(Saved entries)
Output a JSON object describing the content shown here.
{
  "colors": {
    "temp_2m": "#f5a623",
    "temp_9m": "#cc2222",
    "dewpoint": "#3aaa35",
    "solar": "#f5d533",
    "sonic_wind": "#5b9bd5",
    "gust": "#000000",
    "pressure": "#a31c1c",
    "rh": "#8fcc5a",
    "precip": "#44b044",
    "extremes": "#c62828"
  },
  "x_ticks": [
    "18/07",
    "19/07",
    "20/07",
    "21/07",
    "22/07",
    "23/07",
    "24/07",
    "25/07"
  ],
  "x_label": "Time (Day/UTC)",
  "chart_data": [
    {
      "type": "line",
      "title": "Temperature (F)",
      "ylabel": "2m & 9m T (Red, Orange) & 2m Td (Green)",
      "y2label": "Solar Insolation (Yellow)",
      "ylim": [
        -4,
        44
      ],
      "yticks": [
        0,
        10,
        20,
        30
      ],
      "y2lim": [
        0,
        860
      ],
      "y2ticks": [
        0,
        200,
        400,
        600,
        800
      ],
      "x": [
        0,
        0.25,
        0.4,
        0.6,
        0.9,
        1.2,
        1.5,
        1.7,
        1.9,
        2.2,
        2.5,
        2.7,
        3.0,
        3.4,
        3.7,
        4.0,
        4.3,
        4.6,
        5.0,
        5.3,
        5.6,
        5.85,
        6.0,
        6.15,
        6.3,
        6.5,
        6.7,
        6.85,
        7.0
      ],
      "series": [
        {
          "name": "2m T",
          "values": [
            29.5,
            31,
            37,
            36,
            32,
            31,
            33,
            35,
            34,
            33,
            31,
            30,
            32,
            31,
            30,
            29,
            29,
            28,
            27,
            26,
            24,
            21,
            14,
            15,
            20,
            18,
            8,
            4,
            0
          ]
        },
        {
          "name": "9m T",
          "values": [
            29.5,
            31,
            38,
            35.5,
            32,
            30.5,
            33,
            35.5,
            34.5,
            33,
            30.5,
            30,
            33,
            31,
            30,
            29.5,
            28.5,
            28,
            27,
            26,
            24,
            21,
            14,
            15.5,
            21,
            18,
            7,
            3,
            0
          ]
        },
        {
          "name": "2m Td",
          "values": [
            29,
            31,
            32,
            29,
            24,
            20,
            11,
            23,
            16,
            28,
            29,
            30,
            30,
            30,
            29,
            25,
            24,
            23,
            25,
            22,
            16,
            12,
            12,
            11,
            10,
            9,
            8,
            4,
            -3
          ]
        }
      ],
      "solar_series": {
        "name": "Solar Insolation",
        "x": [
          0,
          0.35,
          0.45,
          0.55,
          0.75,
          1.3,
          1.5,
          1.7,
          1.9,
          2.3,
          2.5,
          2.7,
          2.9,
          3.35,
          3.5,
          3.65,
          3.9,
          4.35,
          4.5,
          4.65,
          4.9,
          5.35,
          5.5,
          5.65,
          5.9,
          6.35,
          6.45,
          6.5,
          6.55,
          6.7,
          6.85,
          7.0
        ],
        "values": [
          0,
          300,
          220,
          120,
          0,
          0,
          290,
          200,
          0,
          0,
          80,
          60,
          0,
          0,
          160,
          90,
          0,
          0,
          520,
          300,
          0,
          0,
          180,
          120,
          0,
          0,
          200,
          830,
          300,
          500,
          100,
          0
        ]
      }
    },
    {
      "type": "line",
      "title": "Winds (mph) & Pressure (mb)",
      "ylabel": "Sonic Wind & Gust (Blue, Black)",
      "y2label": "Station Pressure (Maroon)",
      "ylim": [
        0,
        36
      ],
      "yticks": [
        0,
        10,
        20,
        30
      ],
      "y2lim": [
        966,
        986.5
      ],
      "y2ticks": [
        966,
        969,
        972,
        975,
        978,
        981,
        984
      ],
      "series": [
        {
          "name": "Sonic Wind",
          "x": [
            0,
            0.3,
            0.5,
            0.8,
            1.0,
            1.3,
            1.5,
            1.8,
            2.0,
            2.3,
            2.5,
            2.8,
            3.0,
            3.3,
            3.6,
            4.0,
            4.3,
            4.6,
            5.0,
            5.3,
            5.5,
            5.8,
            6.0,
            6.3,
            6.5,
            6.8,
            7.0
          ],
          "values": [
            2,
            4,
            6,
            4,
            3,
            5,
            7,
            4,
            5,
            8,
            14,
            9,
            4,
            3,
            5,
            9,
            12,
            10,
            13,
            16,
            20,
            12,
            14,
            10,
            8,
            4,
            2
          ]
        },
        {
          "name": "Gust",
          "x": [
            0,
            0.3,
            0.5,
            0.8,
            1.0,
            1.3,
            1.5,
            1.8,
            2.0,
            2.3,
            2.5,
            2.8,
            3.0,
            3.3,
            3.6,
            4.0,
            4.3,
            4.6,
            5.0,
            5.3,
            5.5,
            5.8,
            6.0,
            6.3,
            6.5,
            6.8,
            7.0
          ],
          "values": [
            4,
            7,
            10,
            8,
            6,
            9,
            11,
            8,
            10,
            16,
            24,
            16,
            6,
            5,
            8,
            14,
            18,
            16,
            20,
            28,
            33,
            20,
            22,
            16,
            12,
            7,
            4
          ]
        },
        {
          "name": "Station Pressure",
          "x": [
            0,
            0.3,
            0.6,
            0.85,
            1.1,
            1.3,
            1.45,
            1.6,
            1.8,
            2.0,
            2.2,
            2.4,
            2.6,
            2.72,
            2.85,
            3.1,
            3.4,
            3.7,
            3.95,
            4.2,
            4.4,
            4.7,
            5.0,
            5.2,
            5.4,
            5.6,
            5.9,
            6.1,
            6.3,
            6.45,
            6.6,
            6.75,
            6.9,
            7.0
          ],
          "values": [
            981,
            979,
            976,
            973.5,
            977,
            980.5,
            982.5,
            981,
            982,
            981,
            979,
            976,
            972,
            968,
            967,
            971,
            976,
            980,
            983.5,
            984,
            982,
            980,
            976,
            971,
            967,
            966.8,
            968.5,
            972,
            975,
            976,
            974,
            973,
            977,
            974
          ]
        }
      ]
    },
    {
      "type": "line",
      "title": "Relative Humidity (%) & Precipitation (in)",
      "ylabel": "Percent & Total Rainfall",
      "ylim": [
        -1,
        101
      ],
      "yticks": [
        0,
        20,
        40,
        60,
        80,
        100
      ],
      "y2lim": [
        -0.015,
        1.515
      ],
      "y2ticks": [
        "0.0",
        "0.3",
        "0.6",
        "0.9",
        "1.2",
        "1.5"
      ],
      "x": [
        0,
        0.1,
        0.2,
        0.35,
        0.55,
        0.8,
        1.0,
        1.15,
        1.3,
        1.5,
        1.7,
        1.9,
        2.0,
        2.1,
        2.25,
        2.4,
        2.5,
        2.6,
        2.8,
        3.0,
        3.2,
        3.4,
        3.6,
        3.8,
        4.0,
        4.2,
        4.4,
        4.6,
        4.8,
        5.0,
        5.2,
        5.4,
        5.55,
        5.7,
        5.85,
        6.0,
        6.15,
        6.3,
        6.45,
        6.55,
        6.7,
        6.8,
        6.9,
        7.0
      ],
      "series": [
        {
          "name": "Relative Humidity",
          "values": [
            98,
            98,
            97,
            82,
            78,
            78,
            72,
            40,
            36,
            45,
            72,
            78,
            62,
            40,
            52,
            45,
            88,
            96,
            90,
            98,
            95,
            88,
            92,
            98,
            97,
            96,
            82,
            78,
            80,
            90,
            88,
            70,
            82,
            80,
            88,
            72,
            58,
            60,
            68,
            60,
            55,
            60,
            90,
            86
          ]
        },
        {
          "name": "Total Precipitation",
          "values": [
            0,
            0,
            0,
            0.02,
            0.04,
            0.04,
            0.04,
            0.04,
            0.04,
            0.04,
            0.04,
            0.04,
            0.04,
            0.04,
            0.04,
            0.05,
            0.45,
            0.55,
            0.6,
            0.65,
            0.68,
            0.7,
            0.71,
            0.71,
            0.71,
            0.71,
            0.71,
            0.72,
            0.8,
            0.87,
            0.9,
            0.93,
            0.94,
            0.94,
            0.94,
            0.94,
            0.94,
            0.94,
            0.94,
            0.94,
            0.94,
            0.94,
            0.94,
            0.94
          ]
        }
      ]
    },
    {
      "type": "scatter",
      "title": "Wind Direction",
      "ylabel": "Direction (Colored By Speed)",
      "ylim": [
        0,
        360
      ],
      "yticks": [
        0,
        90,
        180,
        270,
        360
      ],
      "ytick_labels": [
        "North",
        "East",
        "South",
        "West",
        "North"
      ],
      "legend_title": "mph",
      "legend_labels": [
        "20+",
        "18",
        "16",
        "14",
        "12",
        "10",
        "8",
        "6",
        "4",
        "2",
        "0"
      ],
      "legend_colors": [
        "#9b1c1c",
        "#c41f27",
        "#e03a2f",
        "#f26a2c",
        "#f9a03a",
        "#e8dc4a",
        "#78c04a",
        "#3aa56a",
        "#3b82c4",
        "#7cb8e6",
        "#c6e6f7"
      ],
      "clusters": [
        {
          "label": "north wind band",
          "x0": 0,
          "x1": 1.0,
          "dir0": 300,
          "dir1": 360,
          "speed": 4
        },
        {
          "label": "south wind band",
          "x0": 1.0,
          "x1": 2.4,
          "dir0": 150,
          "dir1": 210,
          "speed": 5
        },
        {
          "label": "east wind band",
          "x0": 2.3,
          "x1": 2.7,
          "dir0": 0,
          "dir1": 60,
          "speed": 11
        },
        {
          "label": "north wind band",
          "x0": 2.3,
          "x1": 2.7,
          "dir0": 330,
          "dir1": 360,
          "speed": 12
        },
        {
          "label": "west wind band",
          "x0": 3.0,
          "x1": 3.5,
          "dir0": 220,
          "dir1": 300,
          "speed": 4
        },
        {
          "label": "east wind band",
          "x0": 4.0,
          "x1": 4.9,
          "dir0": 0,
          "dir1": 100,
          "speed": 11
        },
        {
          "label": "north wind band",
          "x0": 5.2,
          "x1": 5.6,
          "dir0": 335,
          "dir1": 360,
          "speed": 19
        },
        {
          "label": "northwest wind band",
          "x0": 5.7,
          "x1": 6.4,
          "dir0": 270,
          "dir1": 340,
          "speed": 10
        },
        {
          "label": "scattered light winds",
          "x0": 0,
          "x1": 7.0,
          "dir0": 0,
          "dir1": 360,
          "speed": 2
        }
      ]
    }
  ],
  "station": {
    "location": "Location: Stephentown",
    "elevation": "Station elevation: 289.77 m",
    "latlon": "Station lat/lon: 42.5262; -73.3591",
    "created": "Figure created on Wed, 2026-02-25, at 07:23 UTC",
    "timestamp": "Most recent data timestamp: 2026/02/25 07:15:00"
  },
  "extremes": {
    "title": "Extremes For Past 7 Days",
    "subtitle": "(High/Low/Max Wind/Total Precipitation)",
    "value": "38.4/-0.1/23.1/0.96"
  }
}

• Exercise: Report the number of lines in the listing where the string "Relative" appears, and nothing besides.

• Task result: 2